The request> Each line containing the word "trong" must be collected.

Records shown>

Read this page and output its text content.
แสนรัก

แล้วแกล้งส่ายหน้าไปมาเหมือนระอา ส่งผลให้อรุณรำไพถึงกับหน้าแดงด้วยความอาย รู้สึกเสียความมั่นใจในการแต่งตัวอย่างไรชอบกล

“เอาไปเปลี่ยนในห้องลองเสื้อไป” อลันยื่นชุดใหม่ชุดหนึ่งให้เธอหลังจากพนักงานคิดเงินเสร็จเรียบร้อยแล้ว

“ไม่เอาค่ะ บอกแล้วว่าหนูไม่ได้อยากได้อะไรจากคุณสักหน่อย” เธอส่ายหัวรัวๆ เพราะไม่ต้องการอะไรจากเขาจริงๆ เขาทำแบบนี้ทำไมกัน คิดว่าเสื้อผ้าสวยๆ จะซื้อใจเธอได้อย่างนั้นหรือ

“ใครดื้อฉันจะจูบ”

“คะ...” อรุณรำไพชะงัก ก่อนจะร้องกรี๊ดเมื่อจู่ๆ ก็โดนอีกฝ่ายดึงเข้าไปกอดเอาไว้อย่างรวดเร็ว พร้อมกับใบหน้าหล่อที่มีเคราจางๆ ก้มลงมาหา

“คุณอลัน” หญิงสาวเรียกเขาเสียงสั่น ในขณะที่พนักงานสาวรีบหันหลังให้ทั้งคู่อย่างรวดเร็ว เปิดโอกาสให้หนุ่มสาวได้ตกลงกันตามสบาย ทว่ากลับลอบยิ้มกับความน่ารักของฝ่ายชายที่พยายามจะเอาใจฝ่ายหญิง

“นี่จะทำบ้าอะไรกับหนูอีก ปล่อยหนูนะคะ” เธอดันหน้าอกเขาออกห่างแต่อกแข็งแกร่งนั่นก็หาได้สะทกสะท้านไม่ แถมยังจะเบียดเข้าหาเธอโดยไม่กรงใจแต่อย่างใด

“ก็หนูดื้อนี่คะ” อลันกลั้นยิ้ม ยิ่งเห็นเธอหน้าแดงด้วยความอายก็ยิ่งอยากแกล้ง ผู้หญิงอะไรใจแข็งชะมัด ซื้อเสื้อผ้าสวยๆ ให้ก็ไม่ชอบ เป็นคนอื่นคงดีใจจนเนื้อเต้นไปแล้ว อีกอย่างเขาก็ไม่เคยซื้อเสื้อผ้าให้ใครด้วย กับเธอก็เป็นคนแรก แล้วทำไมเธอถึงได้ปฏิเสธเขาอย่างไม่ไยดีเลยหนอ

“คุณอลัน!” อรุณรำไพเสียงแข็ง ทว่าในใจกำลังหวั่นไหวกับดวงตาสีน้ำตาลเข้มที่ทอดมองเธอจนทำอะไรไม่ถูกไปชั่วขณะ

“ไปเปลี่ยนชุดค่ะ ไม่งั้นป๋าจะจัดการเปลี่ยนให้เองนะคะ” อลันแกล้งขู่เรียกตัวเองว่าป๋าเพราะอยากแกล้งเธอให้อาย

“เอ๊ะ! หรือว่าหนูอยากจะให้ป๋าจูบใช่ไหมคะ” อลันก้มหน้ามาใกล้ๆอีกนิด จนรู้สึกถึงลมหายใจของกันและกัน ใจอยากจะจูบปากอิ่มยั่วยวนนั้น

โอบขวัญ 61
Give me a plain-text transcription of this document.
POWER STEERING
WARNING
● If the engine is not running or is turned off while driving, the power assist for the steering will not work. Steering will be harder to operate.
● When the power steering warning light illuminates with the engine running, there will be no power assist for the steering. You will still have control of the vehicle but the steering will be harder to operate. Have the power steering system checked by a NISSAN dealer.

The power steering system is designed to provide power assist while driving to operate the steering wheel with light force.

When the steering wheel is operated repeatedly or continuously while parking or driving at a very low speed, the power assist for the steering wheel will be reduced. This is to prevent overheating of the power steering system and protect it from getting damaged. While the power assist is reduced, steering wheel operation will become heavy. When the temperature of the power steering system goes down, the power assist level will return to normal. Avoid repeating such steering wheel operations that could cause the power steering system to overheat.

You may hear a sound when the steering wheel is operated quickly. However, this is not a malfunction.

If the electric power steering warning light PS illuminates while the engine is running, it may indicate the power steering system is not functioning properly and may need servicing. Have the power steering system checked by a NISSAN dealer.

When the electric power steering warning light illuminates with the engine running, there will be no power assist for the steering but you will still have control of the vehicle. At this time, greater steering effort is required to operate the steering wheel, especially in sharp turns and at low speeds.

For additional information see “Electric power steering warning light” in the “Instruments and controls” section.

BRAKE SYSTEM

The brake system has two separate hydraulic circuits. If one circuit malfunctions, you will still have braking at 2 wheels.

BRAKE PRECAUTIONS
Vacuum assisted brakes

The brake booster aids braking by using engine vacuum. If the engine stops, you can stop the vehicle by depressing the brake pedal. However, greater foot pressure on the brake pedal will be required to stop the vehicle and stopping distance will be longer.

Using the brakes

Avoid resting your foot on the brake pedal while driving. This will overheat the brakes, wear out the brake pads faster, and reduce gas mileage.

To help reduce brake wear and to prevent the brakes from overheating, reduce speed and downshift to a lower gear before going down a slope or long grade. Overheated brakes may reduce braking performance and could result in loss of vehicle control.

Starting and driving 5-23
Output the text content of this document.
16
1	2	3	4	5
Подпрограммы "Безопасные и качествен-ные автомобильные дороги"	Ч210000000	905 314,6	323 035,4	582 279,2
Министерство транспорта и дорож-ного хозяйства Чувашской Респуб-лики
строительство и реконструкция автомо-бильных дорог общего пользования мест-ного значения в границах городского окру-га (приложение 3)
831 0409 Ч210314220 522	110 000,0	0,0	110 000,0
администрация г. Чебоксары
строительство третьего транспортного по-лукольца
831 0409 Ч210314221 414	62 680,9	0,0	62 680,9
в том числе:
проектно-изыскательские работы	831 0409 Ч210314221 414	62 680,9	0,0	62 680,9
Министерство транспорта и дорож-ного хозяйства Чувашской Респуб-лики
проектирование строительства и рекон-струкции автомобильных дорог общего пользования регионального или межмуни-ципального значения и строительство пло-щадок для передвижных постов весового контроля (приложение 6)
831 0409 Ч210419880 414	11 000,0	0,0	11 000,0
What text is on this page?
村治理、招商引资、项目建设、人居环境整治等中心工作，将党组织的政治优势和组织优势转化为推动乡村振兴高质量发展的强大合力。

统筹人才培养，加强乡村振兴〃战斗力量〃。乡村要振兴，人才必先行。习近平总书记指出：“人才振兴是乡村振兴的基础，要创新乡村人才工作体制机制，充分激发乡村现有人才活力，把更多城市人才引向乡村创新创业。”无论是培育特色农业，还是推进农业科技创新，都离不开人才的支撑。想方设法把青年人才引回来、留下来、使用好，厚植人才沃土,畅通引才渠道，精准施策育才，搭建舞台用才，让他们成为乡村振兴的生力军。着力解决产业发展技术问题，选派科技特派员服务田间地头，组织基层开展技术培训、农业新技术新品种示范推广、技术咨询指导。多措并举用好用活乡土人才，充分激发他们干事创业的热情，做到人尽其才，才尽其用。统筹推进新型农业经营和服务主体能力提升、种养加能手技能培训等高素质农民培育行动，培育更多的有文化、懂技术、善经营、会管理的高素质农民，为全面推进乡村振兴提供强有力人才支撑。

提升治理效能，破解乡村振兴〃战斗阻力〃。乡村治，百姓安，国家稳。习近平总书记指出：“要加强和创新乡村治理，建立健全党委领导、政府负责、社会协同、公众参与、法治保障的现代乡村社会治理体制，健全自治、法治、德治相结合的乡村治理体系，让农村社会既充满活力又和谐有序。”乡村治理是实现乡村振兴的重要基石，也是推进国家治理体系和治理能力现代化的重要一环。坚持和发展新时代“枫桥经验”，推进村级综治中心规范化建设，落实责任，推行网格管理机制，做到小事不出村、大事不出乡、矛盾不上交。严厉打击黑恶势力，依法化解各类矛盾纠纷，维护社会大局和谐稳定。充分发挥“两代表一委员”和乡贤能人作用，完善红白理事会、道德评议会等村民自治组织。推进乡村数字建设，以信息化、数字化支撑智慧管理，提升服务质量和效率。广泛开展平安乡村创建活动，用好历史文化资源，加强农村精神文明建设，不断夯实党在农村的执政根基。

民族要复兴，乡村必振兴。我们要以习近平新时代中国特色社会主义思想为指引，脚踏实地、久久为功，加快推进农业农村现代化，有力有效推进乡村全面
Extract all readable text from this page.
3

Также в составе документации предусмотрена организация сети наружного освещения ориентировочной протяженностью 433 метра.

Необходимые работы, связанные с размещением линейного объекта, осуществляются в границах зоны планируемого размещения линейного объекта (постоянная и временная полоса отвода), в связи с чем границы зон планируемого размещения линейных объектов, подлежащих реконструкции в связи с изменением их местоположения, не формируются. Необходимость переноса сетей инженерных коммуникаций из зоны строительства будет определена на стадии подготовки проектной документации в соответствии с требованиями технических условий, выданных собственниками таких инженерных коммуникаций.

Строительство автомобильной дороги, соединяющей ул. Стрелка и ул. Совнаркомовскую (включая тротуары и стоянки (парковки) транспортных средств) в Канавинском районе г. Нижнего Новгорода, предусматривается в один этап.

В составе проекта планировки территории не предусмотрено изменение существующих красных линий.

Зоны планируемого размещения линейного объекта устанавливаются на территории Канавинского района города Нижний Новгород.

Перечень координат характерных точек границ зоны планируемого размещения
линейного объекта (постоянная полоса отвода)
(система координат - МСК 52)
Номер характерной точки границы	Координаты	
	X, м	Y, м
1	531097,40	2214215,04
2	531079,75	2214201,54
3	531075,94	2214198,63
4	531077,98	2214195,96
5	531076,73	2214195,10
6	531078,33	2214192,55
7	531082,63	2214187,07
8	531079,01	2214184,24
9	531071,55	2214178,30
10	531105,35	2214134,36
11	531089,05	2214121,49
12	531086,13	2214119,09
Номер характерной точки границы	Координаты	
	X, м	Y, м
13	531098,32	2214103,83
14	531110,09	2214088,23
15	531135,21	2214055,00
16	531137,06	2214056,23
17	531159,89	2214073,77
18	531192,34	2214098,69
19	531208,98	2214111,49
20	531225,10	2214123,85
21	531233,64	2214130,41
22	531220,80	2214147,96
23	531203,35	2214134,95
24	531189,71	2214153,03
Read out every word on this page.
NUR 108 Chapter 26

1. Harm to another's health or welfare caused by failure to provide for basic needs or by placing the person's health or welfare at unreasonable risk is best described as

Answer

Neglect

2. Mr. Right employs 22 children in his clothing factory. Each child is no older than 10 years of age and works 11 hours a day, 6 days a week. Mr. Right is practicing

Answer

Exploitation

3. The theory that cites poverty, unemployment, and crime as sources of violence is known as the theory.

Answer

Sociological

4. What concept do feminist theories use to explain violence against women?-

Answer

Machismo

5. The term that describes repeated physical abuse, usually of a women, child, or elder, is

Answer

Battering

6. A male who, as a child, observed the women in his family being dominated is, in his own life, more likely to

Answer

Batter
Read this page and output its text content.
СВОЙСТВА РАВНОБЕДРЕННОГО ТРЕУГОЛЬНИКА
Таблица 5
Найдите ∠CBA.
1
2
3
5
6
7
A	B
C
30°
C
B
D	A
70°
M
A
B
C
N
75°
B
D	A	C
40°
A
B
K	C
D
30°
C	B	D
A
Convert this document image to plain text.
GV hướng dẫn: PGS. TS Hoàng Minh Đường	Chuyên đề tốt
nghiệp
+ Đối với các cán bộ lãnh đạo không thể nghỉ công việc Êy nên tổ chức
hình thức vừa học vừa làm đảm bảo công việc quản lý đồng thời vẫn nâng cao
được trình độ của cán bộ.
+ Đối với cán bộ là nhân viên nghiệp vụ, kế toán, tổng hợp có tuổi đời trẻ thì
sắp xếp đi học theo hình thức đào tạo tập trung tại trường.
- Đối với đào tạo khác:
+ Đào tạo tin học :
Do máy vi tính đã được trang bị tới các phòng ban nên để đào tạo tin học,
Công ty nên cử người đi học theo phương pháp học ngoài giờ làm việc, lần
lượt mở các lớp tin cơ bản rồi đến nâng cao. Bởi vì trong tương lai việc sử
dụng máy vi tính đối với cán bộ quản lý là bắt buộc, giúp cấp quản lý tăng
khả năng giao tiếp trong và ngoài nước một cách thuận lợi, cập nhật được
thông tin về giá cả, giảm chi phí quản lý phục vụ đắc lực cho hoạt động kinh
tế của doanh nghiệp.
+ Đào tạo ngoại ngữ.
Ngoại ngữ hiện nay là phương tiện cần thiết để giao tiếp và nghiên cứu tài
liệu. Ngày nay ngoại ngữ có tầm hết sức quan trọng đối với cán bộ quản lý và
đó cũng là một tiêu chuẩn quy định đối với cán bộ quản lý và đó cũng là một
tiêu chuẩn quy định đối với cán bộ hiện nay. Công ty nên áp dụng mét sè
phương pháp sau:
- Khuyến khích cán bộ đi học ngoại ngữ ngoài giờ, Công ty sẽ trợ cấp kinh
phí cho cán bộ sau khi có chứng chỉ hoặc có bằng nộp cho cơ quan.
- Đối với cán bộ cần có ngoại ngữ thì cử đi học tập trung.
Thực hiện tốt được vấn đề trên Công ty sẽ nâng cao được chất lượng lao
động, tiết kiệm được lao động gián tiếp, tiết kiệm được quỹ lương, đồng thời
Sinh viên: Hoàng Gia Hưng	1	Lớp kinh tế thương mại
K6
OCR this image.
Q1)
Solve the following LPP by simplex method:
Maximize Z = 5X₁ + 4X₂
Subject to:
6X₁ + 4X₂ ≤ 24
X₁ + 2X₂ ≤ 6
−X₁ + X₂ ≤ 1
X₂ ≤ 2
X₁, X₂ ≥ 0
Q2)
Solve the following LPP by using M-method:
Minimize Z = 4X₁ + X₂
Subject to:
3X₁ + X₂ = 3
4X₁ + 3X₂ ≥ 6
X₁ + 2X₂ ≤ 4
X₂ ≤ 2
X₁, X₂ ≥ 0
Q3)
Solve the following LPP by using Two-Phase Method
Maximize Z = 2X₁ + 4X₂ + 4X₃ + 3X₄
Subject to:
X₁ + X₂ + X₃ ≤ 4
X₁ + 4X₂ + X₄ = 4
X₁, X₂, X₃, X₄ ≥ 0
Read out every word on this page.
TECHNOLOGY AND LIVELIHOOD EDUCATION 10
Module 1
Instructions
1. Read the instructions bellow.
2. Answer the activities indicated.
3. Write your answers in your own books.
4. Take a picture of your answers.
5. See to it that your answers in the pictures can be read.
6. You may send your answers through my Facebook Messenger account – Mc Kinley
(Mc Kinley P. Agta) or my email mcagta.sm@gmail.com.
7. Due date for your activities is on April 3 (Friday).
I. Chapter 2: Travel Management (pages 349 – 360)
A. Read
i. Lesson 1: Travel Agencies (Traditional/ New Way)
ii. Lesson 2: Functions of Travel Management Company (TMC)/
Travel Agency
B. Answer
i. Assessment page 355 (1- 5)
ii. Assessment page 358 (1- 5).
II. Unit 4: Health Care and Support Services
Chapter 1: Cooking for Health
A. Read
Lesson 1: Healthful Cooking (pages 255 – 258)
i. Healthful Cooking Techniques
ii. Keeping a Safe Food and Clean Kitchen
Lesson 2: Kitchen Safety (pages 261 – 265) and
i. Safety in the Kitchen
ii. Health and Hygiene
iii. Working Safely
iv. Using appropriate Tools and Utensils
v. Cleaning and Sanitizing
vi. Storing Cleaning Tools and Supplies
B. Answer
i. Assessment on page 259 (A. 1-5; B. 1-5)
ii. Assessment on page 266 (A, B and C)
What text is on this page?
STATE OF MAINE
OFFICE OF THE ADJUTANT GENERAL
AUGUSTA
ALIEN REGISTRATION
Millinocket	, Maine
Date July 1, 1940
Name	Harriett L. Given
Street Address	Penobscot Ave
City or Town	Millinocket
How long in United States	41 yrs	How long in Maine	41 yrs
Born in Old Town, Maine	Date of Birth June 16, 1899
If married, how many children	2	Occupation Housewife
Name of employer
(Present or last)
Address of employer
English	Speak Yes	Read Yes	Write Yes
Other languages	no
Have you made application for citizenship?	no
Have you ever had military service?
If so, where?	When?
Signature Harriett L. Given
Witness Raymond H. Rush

Solution to the exercise>
lượt mở các lớp tin cơ bản rồi đến nâng cao. Bởi vì trong tương lai việc sử
khả năng giao tiếp trong và ngoài nước một cách thuận lợi, cập nhật được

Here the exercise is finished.